**EXERCISE BRIEF:**
Return every line of the rows, unchanged, from the very first one through the line containing "legend-swatch-hinoki — [390, 354, 400, 364]", including both of those lines.

**INFORMATION SHOWN:**
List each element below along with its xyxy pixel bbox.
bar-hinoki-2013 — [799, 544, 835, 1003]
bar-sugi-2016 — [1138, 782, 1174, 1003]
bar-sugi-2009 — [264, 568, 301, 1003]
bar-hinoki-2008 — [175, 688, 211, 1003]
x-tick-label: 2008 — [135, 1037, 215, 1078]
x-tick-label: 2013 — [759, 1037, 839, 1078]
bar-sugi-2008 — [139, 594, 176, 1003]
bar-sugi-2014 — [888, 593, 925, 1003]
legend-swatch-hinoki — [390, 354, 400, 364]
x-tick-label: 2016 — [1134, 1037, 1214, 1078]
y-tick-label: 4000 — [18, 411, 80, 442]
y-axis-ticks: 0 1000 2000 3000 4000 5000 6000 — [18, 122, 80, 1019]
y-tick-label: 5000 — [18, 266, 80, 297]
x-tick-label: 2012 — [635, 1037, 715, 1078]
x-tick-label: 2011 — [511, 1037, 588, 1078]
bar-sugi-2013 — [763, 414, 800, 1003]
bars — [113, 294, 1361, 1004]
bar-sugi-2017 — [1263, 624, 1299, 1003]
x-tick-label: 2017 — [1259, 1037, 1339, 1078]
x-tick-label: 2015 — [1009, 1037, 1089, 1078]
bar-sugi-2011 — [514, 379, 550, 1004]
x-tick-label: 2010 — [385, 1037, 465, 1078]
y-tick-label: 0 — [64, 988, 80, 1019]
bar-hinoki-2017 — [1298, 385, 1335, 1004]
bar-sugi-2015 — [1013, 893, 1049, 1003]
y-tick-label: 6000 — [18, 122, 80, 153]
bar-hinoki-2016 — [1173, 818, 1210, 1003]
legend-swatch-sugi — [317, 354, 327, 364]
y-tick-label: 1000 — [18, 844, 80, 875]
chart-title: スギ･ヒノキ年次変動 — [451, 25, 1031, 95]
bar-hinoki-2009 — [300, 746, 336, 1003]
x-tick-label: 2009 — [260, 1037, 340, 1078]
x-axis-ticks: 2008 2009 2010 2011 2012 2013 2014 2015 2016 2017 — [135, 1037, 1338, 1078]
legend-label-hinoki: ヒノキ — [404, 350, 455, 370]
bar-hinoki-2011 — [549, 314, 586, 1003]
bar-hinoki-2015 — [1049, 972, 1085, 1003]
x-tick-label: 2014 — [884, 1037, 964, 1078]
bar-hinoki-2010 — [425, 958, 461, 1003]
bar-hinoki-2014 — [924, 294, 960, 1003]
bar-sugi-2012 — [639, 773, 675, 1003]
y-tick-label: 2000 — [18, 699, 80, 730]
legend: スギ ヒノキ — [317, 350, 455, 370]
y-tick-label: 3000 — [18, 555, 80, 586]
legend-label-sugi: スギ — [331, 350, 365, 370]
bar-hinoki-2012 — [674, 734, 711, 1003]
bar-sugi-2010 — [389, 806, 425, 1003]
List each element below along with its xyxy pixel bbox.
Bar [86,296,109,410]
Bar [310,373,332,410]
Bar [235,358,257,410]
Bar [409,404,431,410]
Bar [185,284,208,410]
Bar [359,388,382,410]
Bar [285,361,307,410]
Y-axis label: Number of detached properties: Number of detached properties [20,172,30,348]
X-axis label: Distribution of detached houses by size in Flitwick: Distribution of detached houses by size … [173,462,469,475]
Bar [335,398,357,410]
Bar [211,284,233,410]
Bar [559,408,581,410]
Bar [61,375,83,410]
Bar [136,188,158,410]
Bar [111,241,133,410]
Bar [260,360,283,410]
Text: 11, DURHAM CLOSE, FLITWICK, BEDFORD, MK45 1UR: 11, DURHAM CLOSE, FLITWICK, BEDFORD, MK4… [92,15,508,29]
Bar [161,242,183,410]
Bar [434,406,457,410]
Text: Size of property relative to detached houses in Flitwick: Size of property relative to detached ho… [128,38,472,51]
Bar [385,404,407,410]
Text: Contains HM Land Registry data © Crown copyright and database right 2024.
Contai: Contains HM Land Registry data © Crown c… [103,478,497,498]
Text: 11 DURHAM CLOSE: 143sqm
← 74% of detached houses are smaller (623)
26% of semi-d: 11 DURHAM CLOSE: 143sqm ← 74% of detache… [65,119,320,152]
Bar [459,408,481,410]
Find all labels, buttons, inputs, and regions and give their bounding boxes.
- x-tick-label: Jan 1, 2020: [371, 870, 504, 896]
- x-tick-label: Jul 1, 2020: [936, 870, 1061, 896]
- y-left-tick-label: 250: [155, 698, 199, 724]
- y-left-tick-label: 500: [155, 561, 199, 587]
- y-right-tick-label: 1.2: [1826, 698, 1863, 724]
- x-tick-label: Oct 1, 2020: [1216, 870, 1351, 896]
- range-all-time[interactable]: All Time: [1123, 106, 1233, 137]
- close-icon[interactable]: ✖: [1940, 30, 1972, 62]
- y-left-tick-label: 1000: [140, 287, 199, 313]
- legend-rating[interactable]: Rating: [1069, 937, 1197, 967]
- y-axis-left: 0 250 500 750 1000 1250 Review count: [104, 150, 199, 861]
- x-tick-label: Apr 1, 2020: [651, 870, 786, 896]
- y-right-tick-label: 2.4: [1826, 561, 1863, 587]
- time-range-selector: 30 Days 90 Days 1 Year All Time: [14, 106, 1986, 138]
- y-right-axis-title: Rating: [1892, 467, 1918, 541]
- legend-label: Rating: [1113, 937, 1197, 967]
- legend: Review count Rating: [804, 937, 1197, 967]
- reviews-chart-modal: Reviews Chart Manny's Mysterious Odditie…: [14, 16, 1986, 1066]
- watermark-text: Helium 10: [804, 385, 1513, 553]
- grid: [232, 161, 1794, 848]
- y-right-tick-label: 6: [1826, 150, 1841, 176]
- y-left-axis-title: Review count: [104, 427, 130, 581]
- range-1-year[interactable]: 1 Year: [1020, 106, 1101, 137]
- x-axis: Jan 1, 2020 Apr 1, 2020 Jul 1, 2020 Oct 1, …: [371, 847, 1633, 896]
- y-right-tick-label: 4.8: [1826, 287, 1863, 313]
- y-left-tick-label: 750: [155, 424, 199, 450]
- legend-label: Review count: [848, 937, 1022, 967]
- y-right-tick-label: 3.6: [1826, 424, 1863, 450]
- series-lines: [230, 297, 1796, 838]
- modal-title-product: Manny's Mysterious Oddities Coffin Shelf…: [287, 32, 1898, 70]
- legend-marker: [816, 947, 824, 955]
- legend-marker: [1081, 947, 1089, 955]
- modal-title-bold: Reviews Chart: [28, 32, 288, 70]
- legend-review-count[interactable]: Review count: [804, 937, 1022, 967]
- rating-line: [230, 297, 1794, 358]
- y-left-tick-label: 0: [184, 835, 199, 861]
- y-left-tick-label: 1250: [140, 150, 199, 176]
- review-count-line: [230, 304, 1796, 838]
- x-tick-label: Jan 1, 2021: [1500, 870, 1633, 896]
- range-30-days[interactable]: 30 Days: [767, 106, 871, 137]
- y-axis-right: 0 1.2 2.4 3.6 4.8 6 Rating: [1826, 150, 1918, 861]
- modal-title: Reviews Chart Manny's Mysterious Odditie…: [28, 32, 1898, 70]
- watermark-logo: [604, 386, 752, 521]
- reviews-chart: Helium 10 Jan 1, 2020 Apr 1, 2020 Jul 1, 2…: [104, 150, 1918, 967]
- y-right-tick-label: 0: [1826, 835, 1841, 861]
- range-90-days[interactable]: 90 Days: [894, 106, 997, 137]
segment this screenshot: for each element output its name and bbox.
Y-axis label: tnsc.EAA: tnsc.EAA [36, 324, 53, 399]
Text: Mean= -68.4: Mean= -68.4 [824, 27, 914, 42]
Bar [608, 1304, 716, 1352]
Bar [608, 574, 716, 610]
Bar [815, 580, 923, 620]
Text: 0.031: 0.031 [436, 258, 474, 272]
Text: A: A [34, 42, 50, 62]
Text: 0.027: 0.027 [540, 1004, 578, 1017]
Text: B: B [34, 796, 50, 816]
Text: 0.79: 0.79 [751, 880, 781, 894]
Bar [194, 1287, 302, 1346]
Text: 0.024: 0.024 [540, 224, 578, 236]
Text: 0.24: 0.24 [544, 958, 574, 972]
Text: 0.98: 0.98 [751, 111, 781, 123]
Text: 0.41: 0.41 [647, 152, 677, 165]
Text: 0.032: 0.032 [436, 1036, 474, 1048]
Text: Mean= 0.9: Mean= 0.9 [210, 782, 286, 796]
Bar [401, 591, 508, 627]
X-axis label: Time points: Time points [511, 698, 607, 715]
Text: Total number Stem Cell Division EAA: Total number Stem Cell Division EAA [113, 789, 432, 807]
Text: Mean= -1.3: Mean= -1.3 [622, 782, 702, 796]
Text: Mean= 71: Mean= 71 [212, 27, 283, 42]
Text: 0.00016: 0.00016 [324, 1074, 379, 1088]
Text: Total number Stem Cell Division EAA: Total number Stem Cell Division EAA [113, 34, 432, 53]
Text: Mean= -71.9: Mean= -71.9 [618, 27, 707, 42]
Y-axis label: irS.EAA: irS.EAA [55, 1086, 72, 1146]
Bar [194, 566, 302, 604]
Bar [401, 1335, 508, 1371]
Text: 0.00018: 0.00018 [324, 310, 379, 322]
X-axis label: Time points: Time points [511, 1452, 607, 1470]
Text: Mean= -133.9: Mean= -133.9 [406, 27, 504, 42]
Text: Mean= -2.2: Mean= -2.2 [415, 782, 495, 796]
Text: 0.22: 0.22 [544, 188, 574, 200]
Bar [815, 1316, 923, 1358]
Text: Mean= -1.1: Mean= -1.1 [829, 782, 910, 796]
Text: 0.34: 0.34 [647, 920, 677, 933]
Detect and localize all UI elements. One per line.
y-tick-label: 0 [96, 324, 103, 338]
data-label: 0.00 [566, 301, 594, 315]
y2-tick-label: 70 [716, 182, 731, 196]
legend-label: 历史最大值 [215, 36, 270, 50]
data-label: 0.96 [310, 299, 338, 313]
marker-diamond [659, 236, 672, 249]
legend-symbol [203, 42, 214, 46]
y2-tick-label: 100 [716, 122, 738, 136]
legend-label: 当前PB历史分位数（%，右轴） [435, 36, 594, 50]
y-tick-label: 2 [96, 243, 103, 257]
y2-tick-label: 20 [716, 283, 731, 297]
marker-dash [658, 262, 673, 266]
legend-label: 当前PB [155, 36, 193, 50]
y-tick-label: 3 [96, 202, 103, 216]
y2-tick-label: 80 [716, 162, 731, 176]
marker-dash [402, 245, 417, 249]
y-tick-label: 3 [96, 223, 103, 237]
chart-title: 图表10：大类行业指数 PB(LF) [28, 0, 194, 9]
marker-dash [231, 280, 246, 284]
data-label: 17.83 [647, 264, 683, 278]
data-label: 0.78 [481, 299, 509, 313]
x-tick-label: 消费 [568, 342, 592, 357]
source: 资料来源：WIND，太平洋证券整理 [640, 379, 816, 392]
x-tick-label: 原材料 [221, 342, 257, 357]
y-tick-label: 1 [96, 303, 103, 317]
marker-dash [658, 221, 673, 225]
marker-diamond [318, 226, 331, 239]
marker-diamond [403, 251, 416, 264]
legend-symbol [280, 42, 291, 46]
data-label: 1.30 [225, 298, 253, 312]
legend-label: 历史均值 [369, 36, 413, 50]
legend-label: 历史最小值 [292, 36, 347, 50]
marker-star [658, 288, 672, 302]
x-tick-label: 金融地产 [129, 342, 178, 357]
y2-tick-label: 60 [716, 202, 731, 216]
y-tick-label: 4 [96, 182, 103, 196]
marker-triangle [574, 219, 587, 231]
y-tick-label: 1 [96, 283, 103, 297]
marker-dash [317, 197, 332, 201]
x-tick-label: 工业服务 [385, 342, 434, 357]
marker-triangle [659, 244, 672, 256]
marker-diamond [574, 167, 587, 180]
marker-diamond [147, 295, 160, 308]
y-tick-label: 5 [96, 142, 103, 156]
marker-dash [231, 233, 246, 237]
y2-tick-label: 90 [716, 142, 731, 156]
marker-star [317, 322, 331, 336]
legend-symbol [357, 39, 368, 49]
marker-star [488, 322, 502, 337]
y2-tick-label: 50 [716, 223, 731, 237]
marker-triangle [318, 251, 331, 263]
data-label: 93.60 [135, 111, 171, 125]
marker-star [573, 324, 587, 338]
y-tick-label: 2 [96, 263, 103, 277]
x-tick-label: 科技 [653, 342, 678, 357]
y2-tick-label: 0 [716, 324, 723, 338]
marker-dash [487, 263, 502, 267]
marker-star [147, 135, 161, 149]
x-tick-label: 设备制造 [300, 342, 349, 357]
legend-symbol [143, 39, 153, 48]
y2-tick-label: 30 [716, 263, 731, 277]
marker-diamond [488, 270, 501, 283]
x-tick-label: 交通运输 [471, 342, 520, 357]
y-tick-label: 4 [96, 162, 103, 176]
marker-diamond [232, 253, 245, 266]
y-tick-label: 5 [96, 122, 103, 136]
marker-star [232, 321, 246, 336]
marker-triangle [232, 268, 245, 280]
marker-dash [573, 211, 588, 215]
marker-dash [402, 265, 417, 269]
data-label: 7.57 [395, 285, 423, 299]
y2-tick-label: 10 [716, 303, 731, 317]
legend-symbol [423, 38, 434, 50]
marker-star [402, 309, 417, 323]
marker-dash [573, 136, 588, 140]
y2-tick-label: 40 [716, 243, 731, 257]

**RIGHT ANSWER:**
List each element below along with its xyxy pixel bbox.
bar-hinoki-2013 — [799, 544, 835, 1003]
bar-sugi-2016 — [1138, 782, 1174, 1003]
bar-sugi-2009 — [264, 568, 301, 1003]
bar-hinoki-2008 — [175, 688, 211, 1003]
x-tick-label: 2008 — [135, 1037, 215, 1078]
x-tick-label: 2013 — [759, 1037, 839, 1078]
bar-sugi-2008 — [139, 594, 176, 1003]
bar-sugi-2014 — [888, 593, 925, 1003]
legend-swatch-hinoki — [390, 354, 400, 364]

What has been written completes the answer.